■ **Data extract**
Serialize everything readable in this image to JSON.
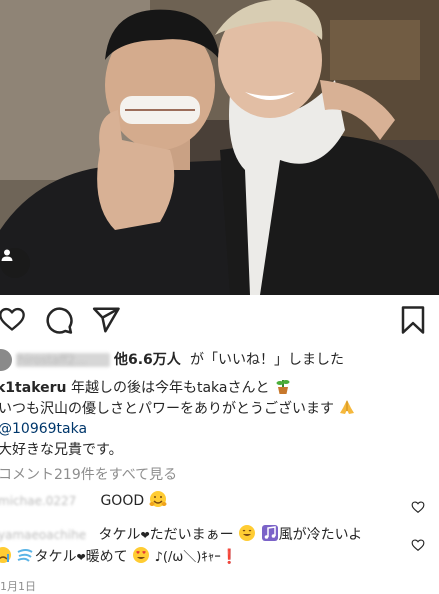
{
  "post": {
    "likes": {
      "liker_name": "hirostaff2...",
      "count_text": "他6.6万人",
      "rest_text": "が「いいね！」しました"
    },
    "caption": {
      "username": "k1takeru",
      "line1": "年越しの後は今年もtakaさんと",
      "line2": "いつも沢山の優しさとパワーをありがとうございます",
      "mention": "@10969taka",
      "line4": "大好きな兄貴です。"
    },
    "view_comments": "コメント219件をすべて見る",
    "comments": [
      {
        "user": "michae.0227",
        "text": "GOOD"
      },
      {
        "user": "yamaeoachihe",
        "text_a": "タケル",
        "text_b": "ただいまぁー",
        "text_c": "風が冷たいよ"
      },
      {
        "text_a": "タケル",
        "text_b": "暖めて",
        "text_c": "♪(/ω＼)ｷｬｰ"
      }
    ],
    "date": "1月1日"
  },
  "icons": [
    "user-tag-icon",
    "like-heart-icon",
    "comment-icon",
    "share-icon",
    "bookmark-icon",
    "comment-like-icon"
  ],
  "colors": {
    "text": "#262626",
    "muted": "#8e8e8e",
    "mention": "#00376b"
  }
}
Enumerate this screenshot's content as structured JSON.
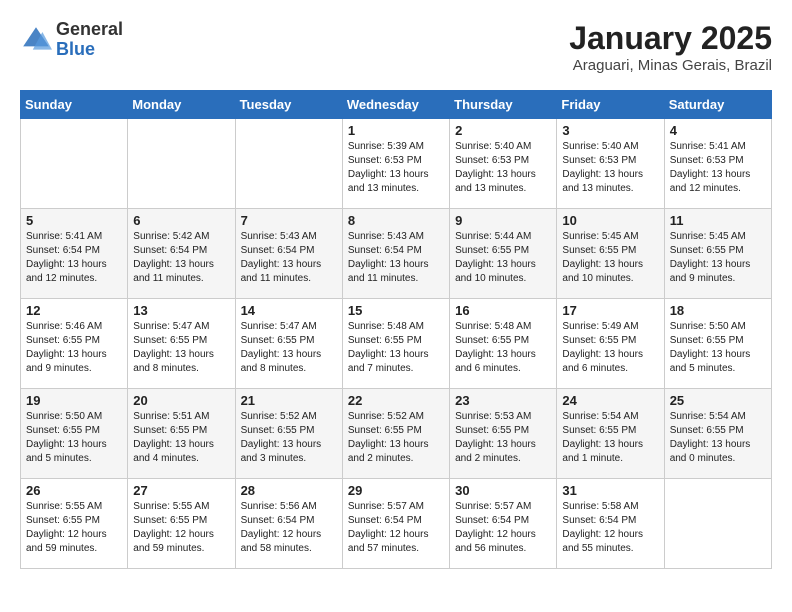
{
  "logo": {
    "general": "General",
    "blue": "Blue"
  },
  "title": {
    "month_year": "January 2025",
    "location": "Araguari, Minas Gerais, Brazil"
  },
  "headers": [
    "Sunday",
    "Monday",
    "Tuesday",
    "Wednesday",
    "Thursday",
    "Friday",
    "Saturday"
  ],
  "weeks": [
    [
      {
        "day": "",
        "info": ""
      },
      {
        "day": "",
        "info": ""
      },
      {
        "day": "",
        "info": ""
      },
      {
        "day": "1",
        "info": "Sunrise: 5:39 AM\nSunset: 6:53 PM\nDaylight: 13 hours\nand 13 minutes."
      },
      {
        "day": "2",
        "info": "Sunrise: 5:40 AM\nSunset: 6:53 PM\nDaylight: 13 hours\nand 13 minutes."
      },
      {
        "day": "3",
        "info": "Sunrise: 5:40 AM\nSunset: 6:53 PM\nDaylight: 13 hours\nand 13 minutes."
      },
      {
        "day": "4",
        "info": "Sunrise: 5:41 AM\nSunset: 6:53 PM\nDaylight: 13 hours\nand 12 minutes."
      }
    ],
    [
      {
        "day": "5",
        "info": "Sunrise: 5:41 AM\nSunset: 6:54 PM\nDaylight: 13 hours\nand 12 minutes."
      },
      {
        "day": "6",
        "info": "Sunrise: 5:42 AM\nSunset: 6:54 PM\nDaylight: 13 hours\nand 11 minutes."
      },
      {
        "day": "7",
        "info": "Sunrise: 5:43 AM\nSunset: 6:54 PM\nDaylight: 13 hours\nand 11 minutes."
      },
      {
        "day": "8",
        "info": "Sunrise: 5:43 AM\nSunset: 6:54 PM\nDaylight: 13 hours\nand 11 minutes."
      },
      {
        "day": "9",
        "info": "Sunrise: 5:44 AM\nSunset: 6:55 PM\nDaylight: 13 hours\nand 10 minutes."
      },
      {
        "day": "10",
        "info": "Sunrise: 5:45 AM\nSunset: 6:55 PM\nDaylight: 13 hours\nand 10 minutes."
      },
      {
        "day": "11",
        "info": "Sunrise: 5:45 AM\nSunset: 6:55 PM\nDaylight: 13 hours\nand 9 minutes."
      }
    ],
    [
      {
        "day": "12",
        "info": "Sunrise: 5:46 AM\nSunset: 6:55 PM\nDaylight: 13 hours\nand 9 minutes."
      },
      {
        "day": "13",
        "info": "Sunrise: 5:47 AM\nSunset: 6:55 PM\nDaylight: 13 hours\nand 8 minutes."
      },
      {
        "day": "14",
        "info": "Sunrise: 5:47 AM\nSunset: 6:55 PM\nDaylight: 13 hours\nand 8 minutes."
      },
      {
        "day": "15",
        "info": "Sunrise: 5:48 AM\nSunset: 6:55 PM\nDaylight: 13 hours\nand 7 minutes."
      },
      {
        "day": "16",
        "info": "Sunrise: 5:48 AM\nSunset: 6:55 PM\nDaylight: 13 hours\nand 6 minutes."
      },
      {
        "day": "17",
        "info": "Sunrise: 5:49 AM\nSunset: 6:55 PM\nDaylight: 13 hours\nand 6 minutes."
      },
      {
        "day": "18",
        "info": "Sunrise: 5:50 AM\nSunset: 6:55 PM\nDaylight: 13 hours\nand 5 minutes."
      }
    ],
    [
      {
        "day": "19",
        "info": "Sunrise: 5:50 AM\nSunset: 6:55 PM\nDaylight: 13 hours\nand 5 minutes."
      },
      {
        "day": "20",
        "info": "Sunrise: 5:51 AM\nSunset: 6:55 PM\nDaylight: 13 hours\nand 4 minutes."
      },
      {
        "day": "21",
        "info": "Sunrise: 5:52 AM\nSunset: 6:55 PM\nDaylight: 13 hours\nand 3 minutes."
      },
      {
        "day": "22",
        "info": "Sunrise: 5:52 AM\nSunset: 6:55 PM\nDaylight: 13 hours\nand 2 minutes."
      },
      {
        "day": "23",
        "info": "Sunrise: 5:53 AM\nSunset: 6:55 PM\nDaylight: 13 hours\nand 2 minutes."
      },
      {
        "day": "24",
        "info": "Sunrise: 5:54 AM\nSunset: 6:55 PM\nDaylight: 13 hours\nand 1 minute."
      },
      {
        "day": "25",
        "info": "Sunrise: 5:54 AM\nSunset: 6:55 PM\nDaylight: 13 hours\nand 0 minutes."
      }
    ],
    [
      {
        "day": "26",
        "info": "Sunrise: 5:55 AM\nSunset: 6:55 PM\nDaylight: 12 hours\nand 59 minutes."
      },
      {
        "day": "27",
        "info": "Sunrise: 5:55 AM\nSunset: 6:55 PM\nDaylight: 12 hours\nand 59 minutes."
      },
      {
        "day": "28",
        "info": "Sunrise: 5:56 AM\nSunset: 6:54 PM\nDaylight: 12 hours\nand 58 minutes."
      },
      {
        "day": "29",
        "info": "Sunrise: 5:57 AM\nSunset: 6:54 PM\nDaylight: 12 hours\nand 57 minutes."
      },
      {
        "day": "30",
        "info": "Sunrise: 5:57 AM\nSunset: 6:54 PM\nDaylight: 12 hours\nand 56 minutes."
      },
      {
        "day": "31",
        "info": "Sunrise: 5:58 AM\nSunset: 6:54 PM\nDaylight: 12 hours\nand 55 minutes."
      },
      {
        "day": "",
        "info": ""
      }
    ]
  ]
}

■ **Stated problem**
The data above should be repeated exactly, minus any pictures.

■ **Result of the task**
Serialize everything readable in this image to JSON.
{
  "post": {
    "likes": {
      "liker_name": "hirostaff2...",
      "count_text": "他6.6万人",
      "rest_text": "が「いいね！」しました"
    },
    "caption": {
      "username": "k1takeru",
      "line1": "年越しの後は今年もtakaさんと",
      "line2": "いつも沢山の優しさとパワーをありがとうございます",
      "mention": "@10969taka",
      "line4": "大好きな兄貴です。"
    },
    "view_comments": "コメント219件をすべて見る",
    "comments": [
      {
        "user": "michae.0227",
        "text": "GOOD"
      },
      {
        "user": "yamaeoachihe",
        "text_a": "タケル",
        "text_b": "ただいまぁー",
        "text_c": "風が冷たいよ"
      },
      {
        "text_a": "タケル",
        "text_b": "暖めて",
        "text_c": "♪(/ω＼)ｷｬｰ"
      }
    ],
    "date": "1月1日"
  },
  "icons": [
    "user-tag-icon",
    "like-heart-icon",
    "comment-icon",
    "share-icon",
    "bookmark-icon",
    "comment-like-icon"
  ],
  "colors": {
    "text": "#262626",
    "muted": "#8e8e8e",
    "mention": "#00376b"
  }
}
Enumerate this screenshot's content as structured JSON.
{
  "logo": {
    "general": "General",
    "blue": "Blue"
  },
  "title": {
    "month_year": "January 2025",
    "location": "Araguari, Minas Gerais, Brazil"
  },
  "headers": [
    "Sunday",
    "Monday",
    "Tuesday",
    "Wednesday",
    "Thursday",
    "Friday",
    "Saturday"
  ],
  "weeks": [
    [
      {
        "day": "",
        "info": ""
      },
      {
        "day": "",
        "info": ""
      },
      {
        "day": "",
        "info": ""
      },
      {
        "day": "1",
        "info": "Sunrise: 5:39 AM\nSunset: 6:53 PM\nDaylight: 13 hours\nand 13 minutes."
      },
      {
        "day": "2",
        "info": "Sunrise: 5:40 AM\nSunset: 6:53 PM\nDaylight: 13 hours\nand 13 minutes."
      },
      {
        "day": "3",
        "info": "Sunrise: 5:40 AM\nSunset: 6:53 PM\nDaylight: 13 hours\nand 13 minutes."
      },
      {
        "day": "4",
        "info": "Sunrise: 5:41 AM\nSunset: 6:53 PM\nDaylight: 13 hours\nand 12 minutes."
      }
    ],
    [
      {
        "day": "5",
        "info": "Sunrise: 5:41 AM\nSunset: 6:54 PM\nDaylight: 13 hours\nand 12 minutes."
      },
      {
        "day": "6",
        "info": "Sunrise: 5:42 AM\nSunset: 6:54 PM\nDaylight: 13 hours\nand 11 minutes."
      },
      {
        "day": "7",
        "info": "Sunrise: 5:43 AM\nSunset: 6:54 PM\nDaylight: 13 hours\nand 11 minutes."
      },
      {
        "day": "8",
        "info": "Sunrise: 5:43 AM\nSunset: 6:54 PM\nDaylight: 13 hours\nand 11 minutes."
      },
      {
        "day": "9",
        "info": "Sunrise: 5:44 AM\nSunset: 6:55 PM\nDaylight: 13 hours\nand 10 minutes."
      },
      {
        "day": "10",
        "info": "Sunrise: 5:45 AM\nSunset: 6:55 PM\nDaylight: 13 hours\nand 10 minutes."
      },
      {
        "day": "11",
        "info": "Sunrise: 5:45 AM\nSunset: 6:55 PM\nDaylight: 13 hours\nand 9 minutes."
      }
    ],
    [
      {
        "day": "12",
        "info": "Sunrise: 5:46 AM\nSunset: 6:55 PM\nDaylight: 13 hours\nand 9 minutes."
      },
      {
        "day": "13",
        "info": "Sunrise: 5:47 AM\nSunset: 6:55 PM\nDaylight: 13 hours\nand 8 minutes."
      },
      {
        "day": "14",
        "info": "Sunrise: 5:47 AM\nSunset: 6:55 PM\nDaylight: 13 hours\nand 8 minutes."
      },
      {
        "day": "15",
        "info": "Sunrise: 5:48 AM\nSunset: 6:55 PM\nDaylight: 13 hours\nand 7 minutes."
      },
      {
        "day": "16",
        "info": "Sunrise: 5:48 AM\nSunset: 6:55 PM\nDaylight: 13 hours\nand 6 minutes."
      },
      {
        "day": "17",
        "info": "Sunrise: 5:49 AM\nSunset: 6:55 PM\nDaylight: 13 hours\nand 6 minutes."
      },
      {
        "day": "18",
        "info": "Sunrise: 5:50 AM\nSunset: 6:55 PM\nDaylight: 13 hours\nand 5 minutes."
      }
    ],
    [
      {
        "day": "19",
        "info": "Sunrise: 5:50 AM\nSunset: 6:55 PM\nDaylight: 13 hours\nand 5 minutes."
      },
      {
        "day": "20",
        "info": "Sunrise: 5:51 AM\nSunset: 6:55 PM\nDaylight: 13 hours\nand 4 minutes."
      },
      {
        "day": "21",
        "info": "Sunrise: 5:52 AM\nSunset: 6:55 PM\nDaylight: 13 hours\nand 3 minutes."
      },
      {
        "day": "22",
        "info": "Sunrise: 5:52 AM\nSunset: 6:55 PM\nDaylight: 13 hours\nand 2 minutes."
      },
      {
        "day": "23",
        "info": "Sunrise: 5:53 AM\nSunset: 6:55 PM\nDaylight: 13 hours\nand 2 minutes."
      },
      {
        "day": "24",
        "info": "Sunrise: 5:54 AM\nSunset: 6:55 PM\nDaylight: 13 hours\nand 1 minute."
      },
      {
        "day": "25",
        "info": "Sunrise: 5:54 AM\nSunset: 6:55 PM\nDaylight: 13 hours\nand 0 minutes."
      }
    ],
    [
      {
        "day": "26",
        "info": "Sunrise: 5:55 AM\nSunset: 6:55 PM\nDaylight: 12 hours\nand 59 minutes."
      },
      {
        "day": "27",
        "info": "Sunrise: 5:55 AM\nSunset: 6:55 PM\nDaylight: 12 hours\nand 59 minutes."
      },
      {
        "day": "28",
        "info": "Sunrise: 5:56 AM\nSunset: 6:54 PM\nDaylight: 12 hours\nand 58 minutes."
      },
      {
        "day": "29",
        "info": "Sunrise: 5:57 AM\nSunset: 6:54 PM\nDaylight: 12 hours\nand 57 minutes."
      },
      {
        "day": "30",
        "info": "Sunrise: 5:57 AM\nSunset: 6:54 PM\nDaylight: 12 hours\nand 56 minutes."
      },
      {
        "day": "31",
        "info": "Sunrise: 5:58 AM\nSunset: 6:54 PM\nDaylight: 12 hours\nand 55 minutes."
      },
      {
        "day": "",
        "info": ""
      }
    ]
  ]
}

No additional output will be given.